Copy verbatim the lines between the line holding "operator-illustration — [1730, 38, 2148, 513]" and the line holding "photo-section-link[interactable]: GPS &", inclusive.

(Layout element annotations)
──────────

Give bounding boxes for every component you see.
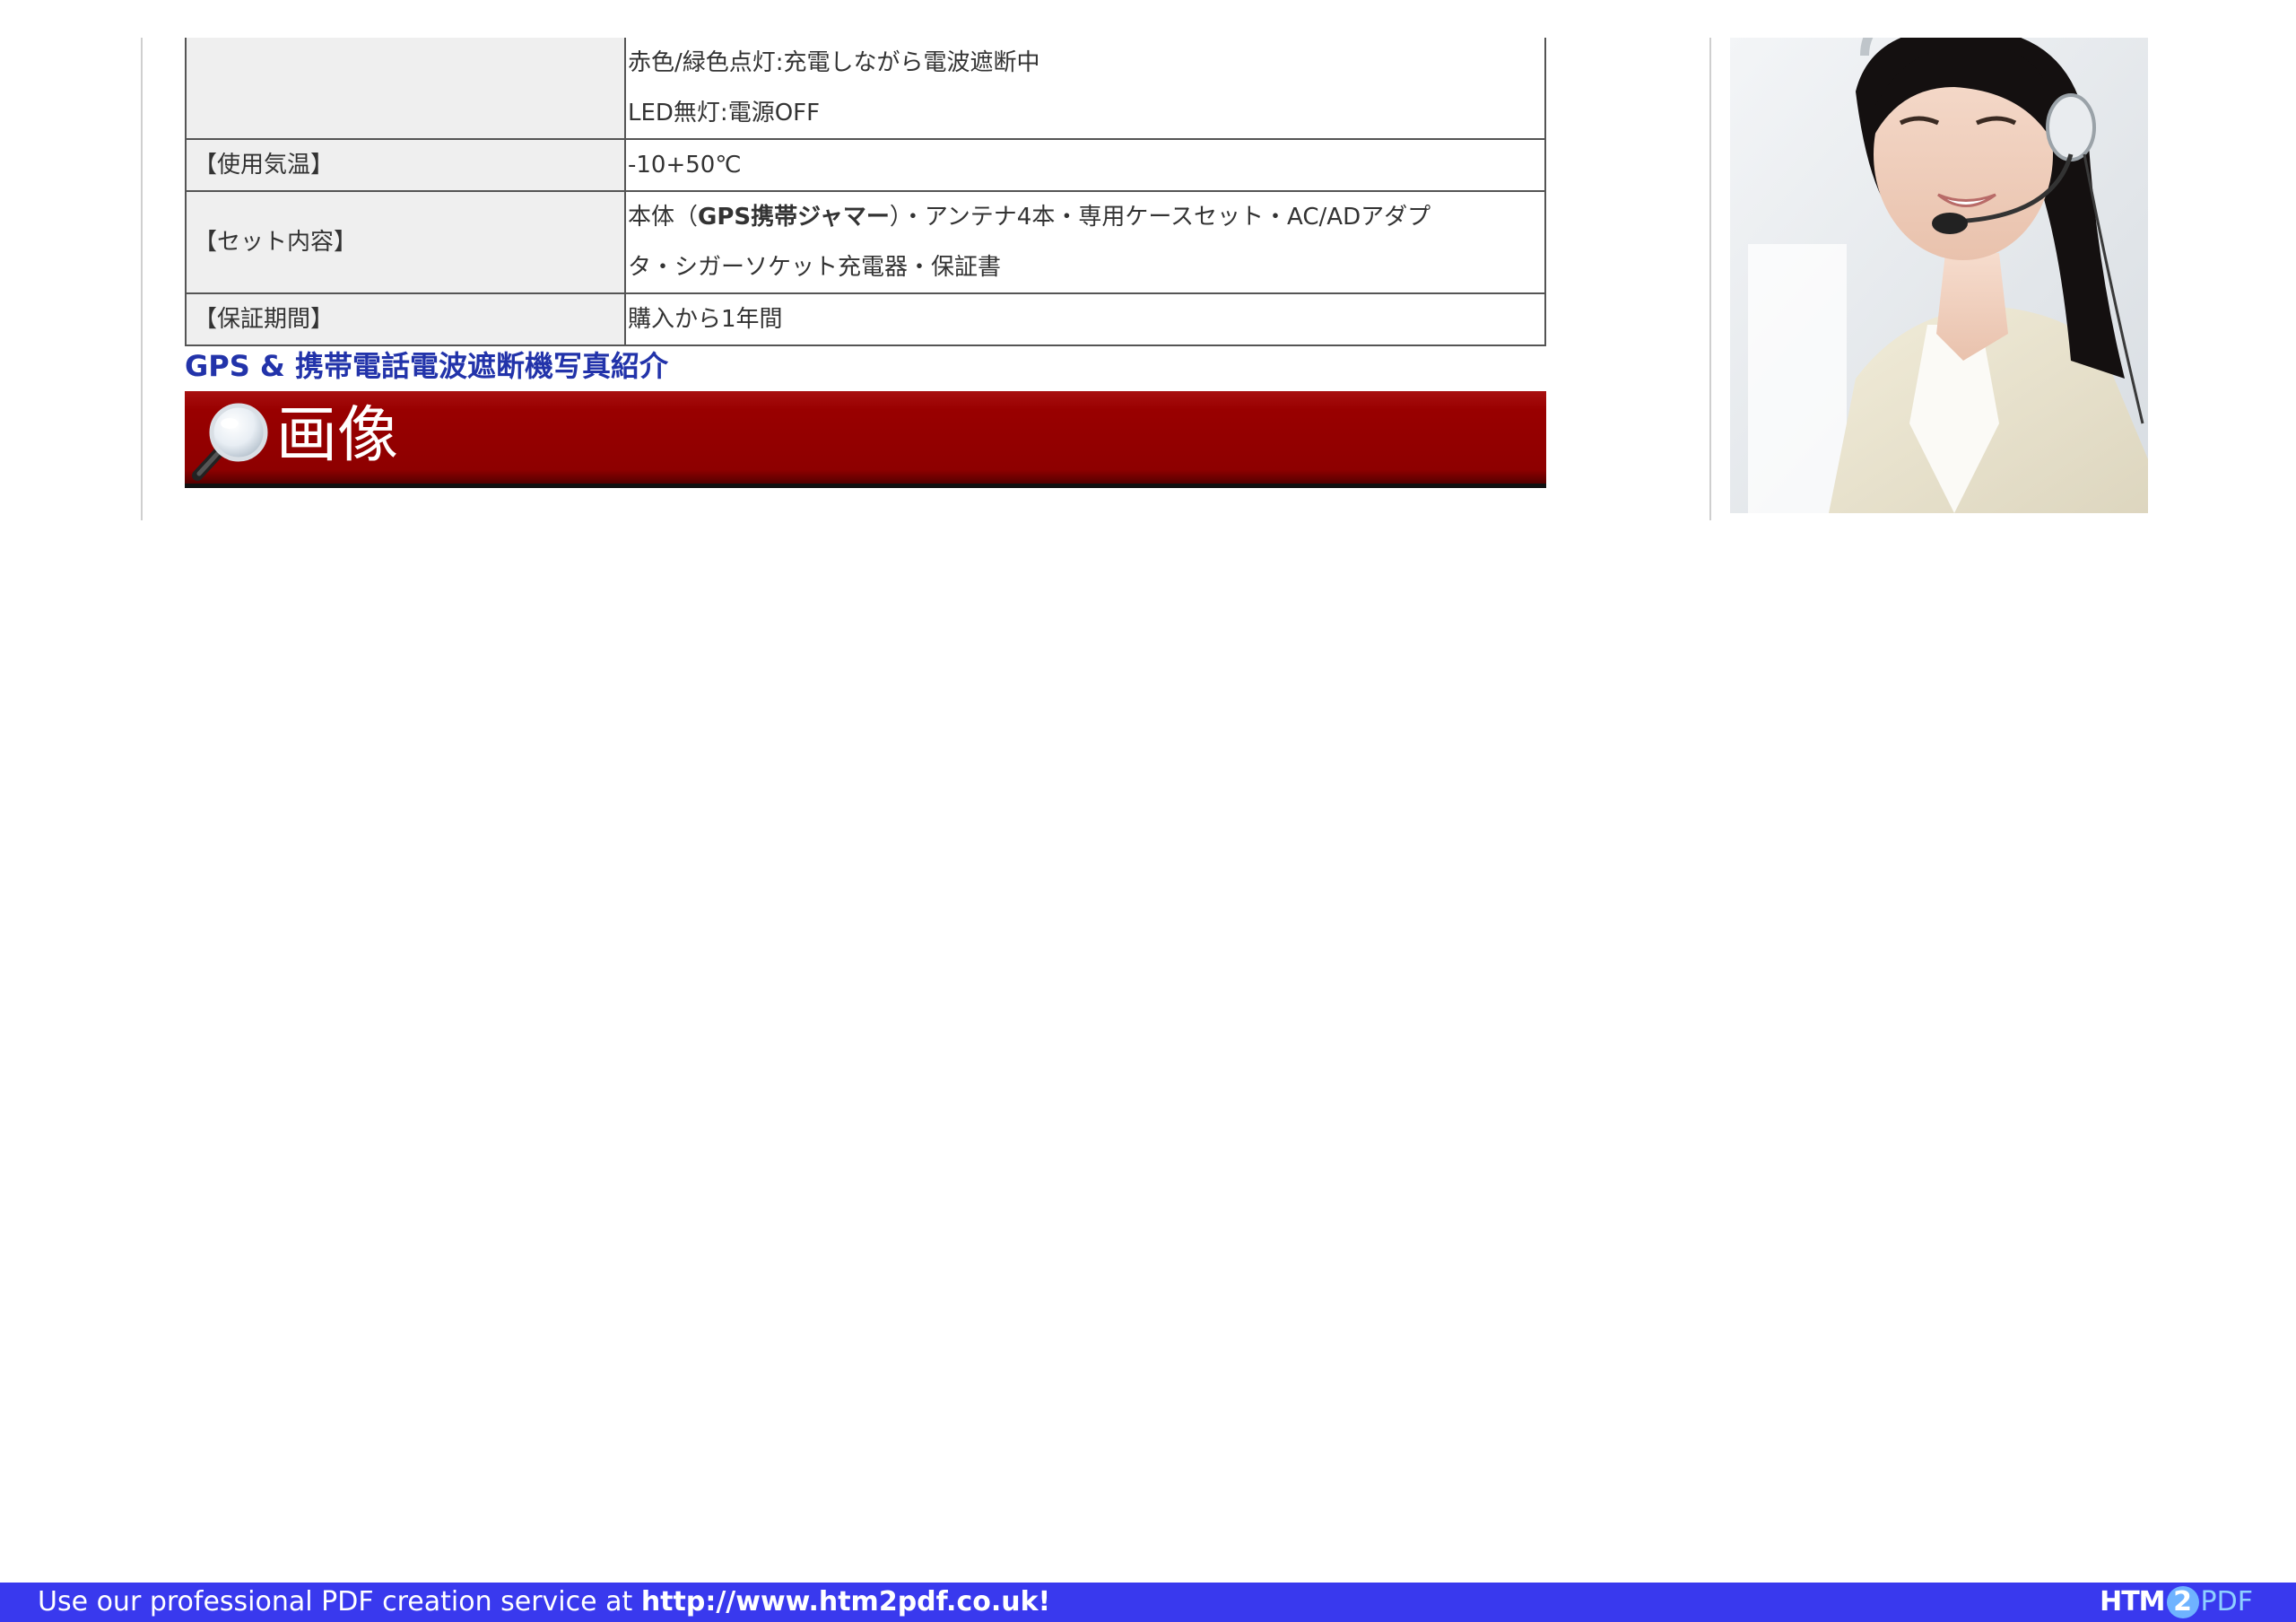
operator-illustration — [1730, 38, 2148, 513]
set-contents-suffix: ）・アンテナ4本・専用ケースセット・AC/ADアダプ — [889, 204, 1431, 231]
table-row: 【使用気温】 -10+50℃ — [185, 138, 1546, 192]
spec-value-line: LED無灯:電源OFF — [628, 100, 821, 126]
spec-value-line: 赤色/緑色点灯:充電しながら電波遮断中 — [628, 49, 1040, 76]
magnifier-icon — [192, 403, 268, 481]
spec-label: 【使用気温】 — [185, 138, 626, 192]
photo-section-link[interactable]: GPS & 携帯電話電波遮断機写真紹介 — [185, 344, 668, 385]
table-row: 【保証期間】 購入から1年間 — [185, 292, 1546, 346]
table-row: 【セット内容】 本体（GPS携帯ジャマー）・アンテナ4本・専用ケースセット・AC… — [185, 190, 1546, 294]
spec-table: 赤色/緑色点灯:充電しながら電波遮断中 LED無灯:電源OFF 【使用気温】 -… — [185, 38, 1546, 346]
htm2pdf-logo[interactable]: HTM 2 PDF — [2100, 1584, 2253, 1620]
spec-value-line: 購入から1年間 — [628, 306, 783, 333]
operator-photo — [1730, 38, 2148, 513]
logo-2-badge: 2 — [2166, 1586, 2199, 1618]
logo-pdf: PDF — [2200, 1586, 2253, 1618]
spec-label: 【セット内容】 — [185, 190, 626, 294]
spec-label — [185, 38, 626, 140]
spec-value-line: タ・シガーソケット充電器・保証書 — [628, 254, 1002, 281]
image-section-banner: 画像 — [185, 391, 1546, 488]
footer-link[interactable]: http://www.htm2pdf.co.uk! — [641, 1586, 1050, 1618]
left-column-rule — [141, 38, 143, 520]
footer-message: Use our professional PDF creation servic… — [38, 1583, 1050, 1622]
spec-label: 【保証期間】 — [185, 292, 626, 346]
logo-htm: HTM — [2100, 1586, 2165, 1618]
spec-value: -10+50℃ — [624, 138, 1546, 192]
spec-value: 赤色/緑色点灯:充電しながら電波遮断中 LED無灯:電源OFF — [624, 38, 1546, 140]
footer-text: Use our professional PDF creation servic… — [38, 1586, 641, 1618]
spec-value: 本体（GPS携帯ジャマー）・アンテナ4本・専用ケースセット・AC/ADアダプ タ… — [624, 190, 1546, 294]
spec-value-line: 本体（GPS携帯ジャマー）・アンテナ4本・専用ケースセット・AC/ADアダプ — [628, 192, 1543, 242]
spec-value: 購入から1年間 — [624, 292, 1546, 346]
banner-title: 画像 — [276, 400, 399, 471]
set-contents-prefix: 本体（ — [628, 204, 699, 231]
pdf-page: 赤色/緑色点灯:充電しながら電波遮断中 LED無灯:電源OFF 【使用気温】 -… — [0, 0, 2296, 1622]
spec-value-line: -10+50℃ — [628, 152, 742, 179]
footer-bar: Use our professional PDF creation servic… — [0, 1583, 2296, 1622]
right-column-rule — [1709, 38, 1711, 520]
set-contents-product: GPS携帯ジャマー — [698, 204, 890, 231]
table-row: 赤色/緑色点灯:充電しながら電波遮断中 LED無灯:電源OFF — [185, 38, 1546, 140]
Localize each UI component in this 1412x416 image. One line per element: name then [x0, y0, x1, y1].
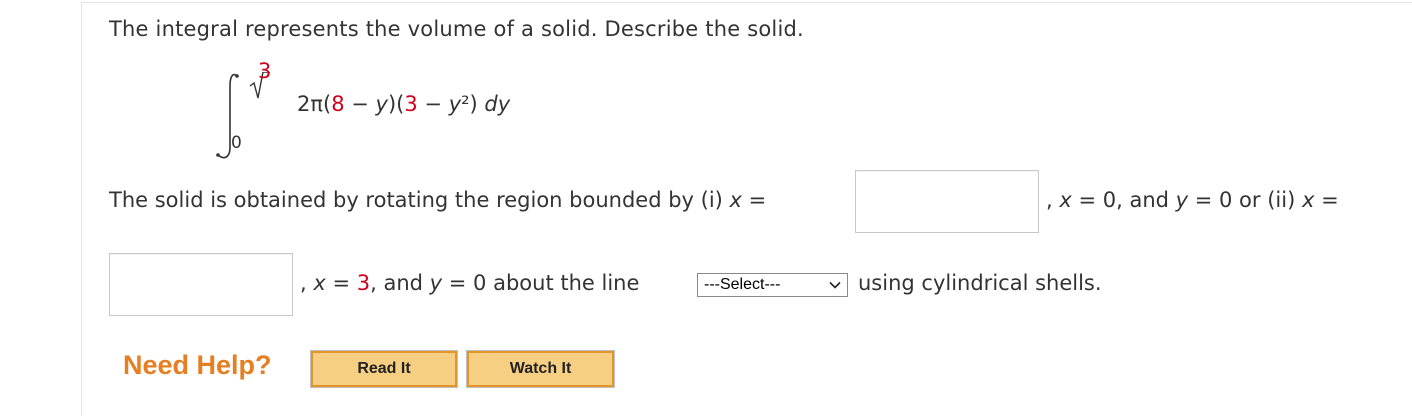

──────────

Task answer »
operator-illustration — [1730, 38, 2148, 513]
set-contents-suffix: ）・アンテナ4本・専用ケースセット・AC/ADアダプ — [889, 204, 1431, 231]
table-row: 【使用気温】 -10+50℃ — [185, 138, 1546, 192]
spec-value-line: LED無灯:電源OFF — [628, 100, 821, 126]
spec-value-line: 赤色/緑色点灯:充電しながら電波遮断中 — [628, 49, 1040, 76]
magnifier-icon — [192, 403, 268, 481]
spec-label: 【使用気温】 — [185, 138, 626, 192]
photo-section-link[interactable]: GPS & 携帯電話電波遮断機写真紹介 — [185, 344, 668, 385]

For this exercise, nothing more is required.